===== DOCUMENT SECTION
Despite his experience, Jackson is still going through the offseason as if nothing is guaranteed. Andrew Billings, Damion Square and Sheldon Day have a combined 18 years of experience in the league (Square leads the pack with nine years) while Tommy Togiai, a 2021 fourth-round pick, and Jordan Elliott, a 2020 third-round pick, are young players who will be given time to develop. Malik McDowell, a 2017 second-round pick, will also have an opportunity to crack the roster.
Jackson is in a position to be a leader for all of them, but he also knows he has to work to earn his spot on the Week 1 roster, too.
"They got some people in that D-Line room that can really compete," he said. "There's a lot of good guys that can pass rush and stop the run, so it'll be good to come out here and compete. It's nice to kind of come back in OTAs and be able to see who your competition is and be able to give them that eye test because the players, we're all doing the same thing thinking, 'What can he do? And what can he do?' And that makes you think, 'What do I need to do better?'"
Jackson already has a pretty strong grasp in how he'll fit in the game plans of defensive coordinator Joe Woods. The two were on the same 2015-16 Broncos team that won Super Bowl 50, and even though Woods was a defensive backs coach at the time, he and Jackson still struck up a close relationship that lasted since they each parted ways from Denver.
==========
→ GOALS
1. Which players other than Jackson are named in the passage about Jackson's offseason?
2. Can you duplicate the portion of the passage about Jackson's offseason that begins with the words containing "Despite his experience, Jackson" and ends with "1 roster, too."?
3. Could you write the next part of the passage about Jackson's offseason, picking up after its final sentence?
The data that follows was drawn from a separate source and has no connection to the passage about Jackson.
===== SUPPLIED INFORMATION
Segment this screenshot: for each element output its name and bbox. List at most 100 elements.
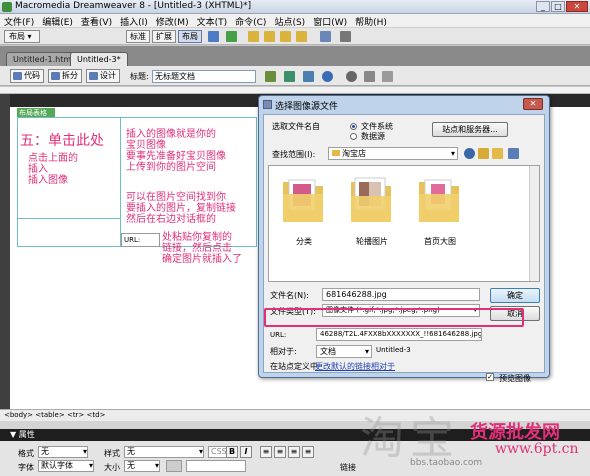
size-value: 无	[127, 461, 135, 470]
file-list-scrollbar[interactable]	[529, 166, 539, 281]
visual-aids-icon[interactable]	[382, 71, 393, 82]
sites-servers-button[interactable]: 站点和服务器...	[432, 122, 508, 137]
ok-button[interactable]: 确定	[490, 288, 540, 303]
split-view-button[interactable]: 拆分	[48, 69, 82, 83]
url-label: URL:	[270, 331, 287, 339]
insert-table-icon[interactable]	[248, 31, 259, 42]
mode-standard-button[interactable]: 标准	[126, 30, 150, 43]
new-folder-icon[interactable]	[492, 148, 503, 159]
format-select[interactable]: 无 ▾	[38, 446, 88, 458]
file-management-icon[interactable]	[284, 71, 295, 82]
site-definition-text: 在站点定义中	[270, 362, 318, 371]
preview-browser-icon[interactable]	[303, 71, 314, 82]
frames-icon[interactable]	[320, 31, 331, 42]
refresh-icon[interactable]	[346, 71, 357, 82]
folder-name: 分类	[296, 237, 312, 246]
dialog-close-button[interactable]: ✕	[523, 98, 543, 110]
italic-button[interactable]: I	[240, 446, 252, 458]
menu-help[interactable]: 帮助(H)	[351, 14, 391, 28]
url-example-box: URL:	[121, 233, 160, 247]
code-view-button[interactable]: 代码	[10, 69, 44, 83]
back-icon[interactable]	[464, 148, 475, 159]
relative-to-select[interactable]: 文档 ▾	[316, 345, 372, 358]
watermark-small: bbs.taobao.com	[410, 458, 483, 468]
design-view-button[interactable]: 设计	[86, 69, 120, 83]
style-select[interactable]: 无 ▾	[124, 446, 204, 458]
watermark-big: 淘宝	[360, 413, 460, 464]
datasource-radio[interactable]	[350, 133, 357, 140]
folder-item[interactable]: 轮播图片	[349, 174, 395, 246]
folder-icon	[332, 150, 340, 156]
menu-edit[interactable]: 编辑(E)	[38, 14, 77, 28]
note-line: 要事先准备好宝贝图像	[126, 151, 226, 162]
url-input[interactable]: 46288/T2L.4FXX8bXXXXXXX_!!681646288.jpg	[316, 328, 482, 341]
color-swatch[interactable]	[166, 460, 182, 472]
align-left-icon[interactable]: ≡	[260, 446, 272, 458]
menu-site[interactable]: 站点(S)	[270, 14, 309, 28]
file-list[interactable]: 分类 轮播图片 首页大图	[268, 165, 540, 282]
mode-layout-button[interactable]: 布局	[178, 30, 202, 43]
style-value: 无	[127, 447, 135, 456]
view-menu-icon[interactable]	[508, 148, 519, 159]
ruler-left	[0, 94, 10, 409]
menu-insert[interactable]: 插入(I)	[116, 14, 152, 28]
align-right-icon[interactable]: ≡	[288, 446, 300, 458]
no-browser-check-icon[interactable]	[265, 71, 276, 82]
view-options-icon[interactable]	[364, 71, 375, 82]
menu-window[interactable]: 窗口(W)	[309, 14, 351, 28]
right-note-3: 处粘贴你复制的 链接，然后点击 确定图片就插入了	[162, 232, 242, 265]
align-justify-icon[interactable]: ≡	[302, 446, 314, 458]
dialog-title: 选择图像源文件	[275, 102, 339, 112]
folder-item[interactable]: 首页大图	[417, 174, 463, 246]
color-input[interactable]	[186, 460, 246, 472]
menu-modify[interactable]: 修改(M)	[152, 14, 193, 28]
title-label: 标题:	[130, 72, 149, 81]
font-select[interactable]: 默认字体 ▾	[38, 460, 94, 472]
look-in-select[interactable]: 淘宝店 ▾	[328, 147, 458, 160]
tab-untitled-3[interactable]: Untitled-3*	[70, 52, 128, 66]
filesystem-radio[interactable]	[350, 123, 357, 130]
url-highlight-box	[264, 308, 524, 327]
page-title-input[interactable]: 无标题文档	[152, 70, 256, 83]
menu-file[interactable]: 文件(F)	[0, 14, 38, 28]
bold-button[interactable]: B	[226, 446, 238, 458]
mode-expanded-button[interactable]: 扩展	[152, 30, 176, 43]
font-label: 字体	[18, 463, 34, 472]
align-center-icon[interactable]: ≡	[274, 446, 286, 458]
preview-images-checkbox[interactable]: ✓	[486, 373, 494, 381]
minimize-button[interactable]: _	[536, 1, 550, 12]
tag-chooser-icon[interactable]	[340, 31, 351, 42]
maximize-button[interactable]: □	[551, 1, 565, 12]
insert-column-icon[interactable]	[296, 31, 307, 42]
up-folder-icon[interactable]	[478, 148, 489, 159]
menu-view[interactable]: 查看(V)	[77, 14, 116, 28]
menu-commands[interactable]: 命令(C)	[231, 14, 270, 28]
step-title: 五：单击此处	[20, 133, 104, 149]
watermark-url: www.6pt.cn	[495, 441, 579, 457]
split-icon	[51, 72, 60, 80]
properties-title: 属性	[18, 430, 35, 439]
insert-category-select[interactable]: 布局 ▾	[4, 30, 40, 43]
size-select[interactable]: 无 ▾	[124, 460, 160, 472]
layout-cell-icon[interactable]	[226, 31, 237, 42]
note-line: 插入的图像就是你的	[126, 129, 216, 140]
window-title: Macromedia Dreamweaver 8 - [Untitled-3 (…	[15, 1, 252, 11]
insert-row-below-icon[interactable]	[280, 31, 291, 42]
style-label: 样式	[104, 449, 120, 458]
split-view-label: 拆分	[62, 71, 78, 80]
layout-table-icon[interactable]	[208, 31, 219, 42]
menu-text[interactable]: 文本(T)	[193, 14, 232, 28]
folder-icon	[283, 179, 323, 222]
close-button[interactable]: ✕	[566, 1, 588, 12]
look-in-label: 查找范围(I):	[272, 150, 316, 159]
folder-item[interactable]: 分类	[281, 174, 327, 246]
datasource-label: 数据源	[361, 132, 385, 141]
design-view-label: 设计	[100, 71, 116, 80]
globe-icon[interactable]	[322, 71, 333, 82]
change-default-link[interactable]: 更改默认的链接相对于	[315, 361, 395, 372]
select-image-dialog[interactable]: 选择图像源文件 ✕ 选取文件名自 文件系统 数据源 站点和服务器... 查找范围…	[258, 95, 550, 383]
dialog-body: 选取文件名自 文件系统 数据源 站点和服务器... 查找范围(I): 淘宝店 ▾	[263, 114, 545, 381]
relative-doc-name: Untitled-3	[376, 346, 411, 354]
insert-row-above-icon[interactable]	[264, 31, 275, 42]
filename-input[interactable]: 681646288.jpg	[322, 288, 480, 301]
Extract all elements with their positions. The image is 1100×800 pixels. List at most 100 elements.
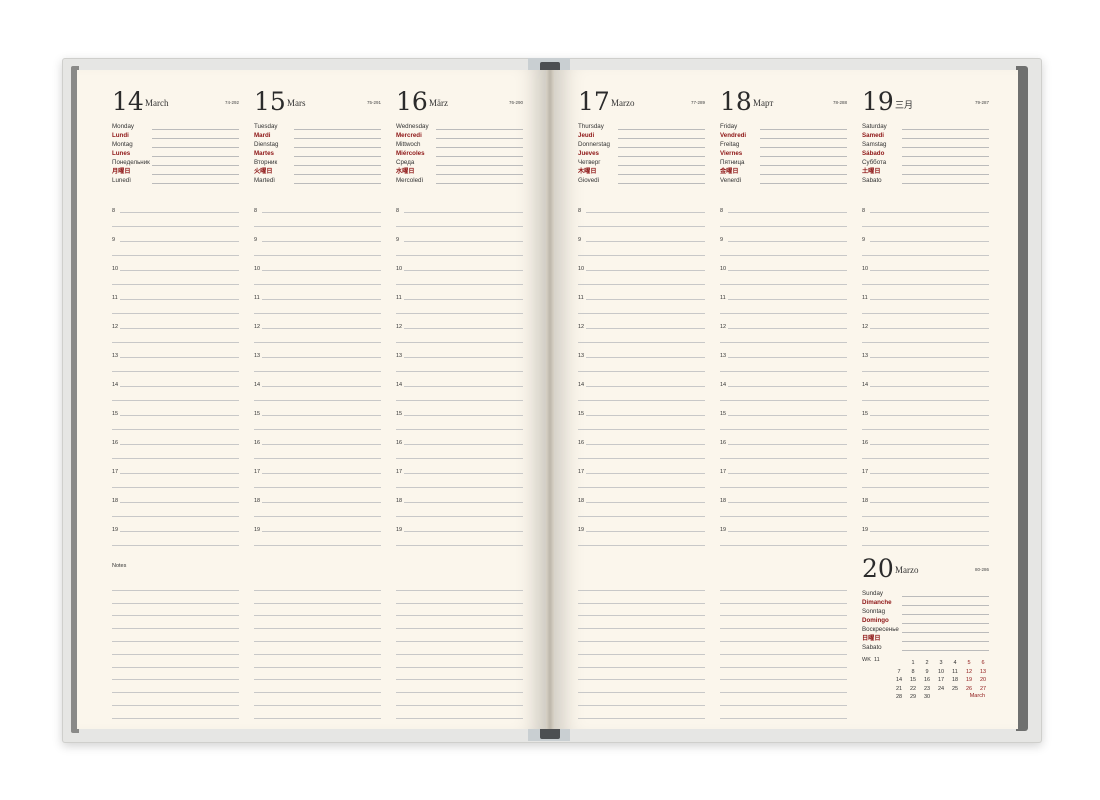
==========
→ THE ANSWERS
1. Andrew Billings, Damion Square, Sheldon Day, Tommy Togiai, Jordan Elliott, Malik McDowell

2.
Despite his experience, Jackson is still going through the offseason as if nothing is guaranteed. Andrew Billings, Damion Square and Sheldon Day have a combined 18 years of experience in the league (Square leads the pack with nine years) while Tommy Togiai, a 2021 fourth-round pick, and Jordan Elliott, a 2020 third-round pick, are young players who will be given time to develop. Malik McDowell, a 2017 second-round pick, will also have an opportunity to crack the roster.
Jackson is in a position to be a leader for all of them, but he also knows he has to work to earn his spot on the Week 1 roster, too.

3.
That bond was one of the biggest reasons why Jackson wanted to spend 2021 in Cleveland.
"It was a no-brainer," Jackson said. "We were able to have a real conversation about where I'm going to be at, what I'm going to do and how I'll be looked at. He gave me true, concise and real things that I can put my hat on and say, 'That's what I'm going to be.' It's very much a mutual respect."
The Browns know how Jackson can help them on game days, and Jackson knows how he can help the rest of the guys at his position take the next step.
To ensure it all goes to plan, Jackson is still listening and learning to those around him.
But he's also ready to start being the voice others around him hear when it's time to listen up.
"It's about being humble, letting them know that, 'Yeah, I've got 10 years in and a Super Bowl,' that's all cool, but we're here together," he said. "We're all 0-0, and we're here to come together, get better and coach each other up."